→ WHAT TO DO
Here are records with pictures in them. Copy all of them exactly and leave the pictures out.

•••

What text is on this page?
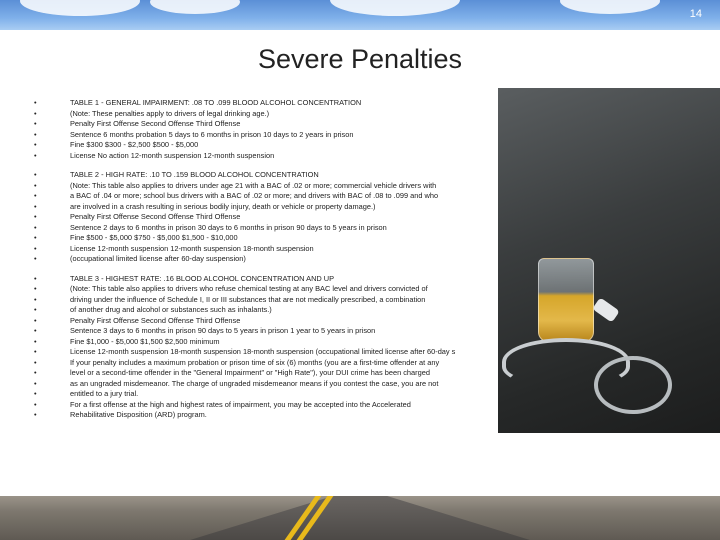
14
Severe Penalties
• TABLE 1 - GENERAL IMPAIRMENT: .08 TO .099 BLOOD ALCOHOL CONCENTRATION
• (Note: These penalties apply to drivers of legal drinking age.)
• Penalty First Offense Second Offense Third Offense
• Sentence 6 months probation 5 days to 6 months in prison 10 days to 2 years in prison
• Fine $300 $300 - $2,500 $500 - $5,000
• License No action 12-month suspension 12-month suspension
• TABLE 2 - HIGH RATE: .10 TO .159 BLOOD ALCOHOL CONCENTRATION
• (Note: This table also applies to drivers under age 21 with a BAC of .02 or more; commercial vehicle drivers with
• a BAC of .04 or more; school bus drivers with a BAC of .02 or more; and drivers with BAC of .08 to .099 and who
• are involved in a crash resulting in serious bodily injury, death or vehicle or property damage.)
• Penalty First Offense Second Offense Third Offense
• Sentence 2 days to 6 months in prison 30 days to 6 months in prison 90 days to 5 years in prison
• Fine $500 - $5,000 $750 - $5,000 $1,500 - $10,000
• License 12-month suspension 12-month suspension 18-month suspension
• (occupational limited license after 60-day suspension)
• TABLE 3 - HIGHEST RATE: .16 BLOOD ALCOHOL CONCENTRATION AND UP
• (Note: This table also applies to drivers who refuse chemical testing at any BAC level and drivers convicted of
• driving under the influence of Schedule I, II or III substances that are not medically prescribed, a combination
• of another drug and alcohol or substances such as inhalants.)
• Penalty First Offense Second Offense Third Offense
• Sentence 3 days to 6 months in prison 90 days to 5 years in prison 1 year to 5 years in prison
• Fine $1,000 - $5,000 $1,500 $2,500 minimum
• License 12-month suspension 18-month suspension 18-month suspension (occupational limited license after 60-day s
• If your penalty includes a maximum probation or prison time of six (6) months (you are a first-time offender at any
• level or a second-time offender in the "General Impairment" or "High Rate"), your DUI crime has been charged
• as an ungraded misdemeanor. The charge of ungraded misdemeanor means if you contest the case, you are not
• entitled to a jury trial.
• For a first offense at the high and highest rates of impairment, you may be accepted into the Accelerated
• Rehabilitative Disposition (ARD) program.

•••

→ RESPONSE TO THE TASK
What text is on this page?
14
Severe Penalties
• TABLE 1 - GENERAL IMPAIRMENT: .08 TO .099 BLOOD ALCOHOL CONCENTRATION
• (Note: These penalties apply to drivers of legal drinking age.)
• Penalty First Offense Second Offense Third Offense
• Sentence 6 months probation 5 days to 6 months in prison 10 days to 2 years in prison
• Fine $300 $300 - $2,500 $500 - $5,000
• License No action 12-month suspension 12-month suspension
• TABLE 2 - HIGH RATE: .10 TO .159 BLOOD ALCOHOL CONCENTRATION
• (Note: This table also applies to drivers under age 21 with a BAC of .02 or more; commercial vehicle drivers with
• a BAC of .04 or more; school bus drivers with a BAC of .02 or more; and drivers with BAC of .08 to .099 and who
• are involved in a crash resulting in serious bodily injury, death or vehicle or property damage.)
• Penalty First Offense Second Offense Third Offense
• Sentence 2 days to 6 months in prison 30 days to 6 months in prison 90 days to 5 years in prison
• Fine $500 - $5,000 $750 - $5,000 $1,500 - $10,000
• License 12-month suspension 12-month suspension 18-month suspension
• (occupational limited license after 60-day suspension)
• TABLE 3 - HIGHEST RATE: .16 BLOOD ALCOHOL CONCENTRATION AND UP
• (Note: This table also applies to drivers who refuse chemical testing at any BAC level and drivers convicted of
• driving under the influence of Schedule I, II or III substances that are not medically prescribed, a combination
• of another drug and alcohol or substances such as inhalants.)
• Penalty First Offense Second Offense Third Offense
• Sentence 3 days to 6 months in prison 90 days to 5 years in prison 1 year to 5 years in prison
• Fine $1,000 - $5,000 $1,500 $2,500 minimum
• License 12-month suspension 18-month suspension 18-month suspension (occupational limited license after 60-day s
• If your penalty includes a maximum probation or prison time of six (6) months (you are a first-time offender at any
• level or a second-time offender in the "General Impairment" or "High Rate"), your DUI crime has been charged
• as an ungraded misdemeanor. The charge of ungraded misdemeanor means if you contest the case, you are not
• entitled to a jury trial.
• For a first offense at the high and highest rates of impairment, you may be accepted into the Accelerated
• Rehabilitative Disposition (ARD) program.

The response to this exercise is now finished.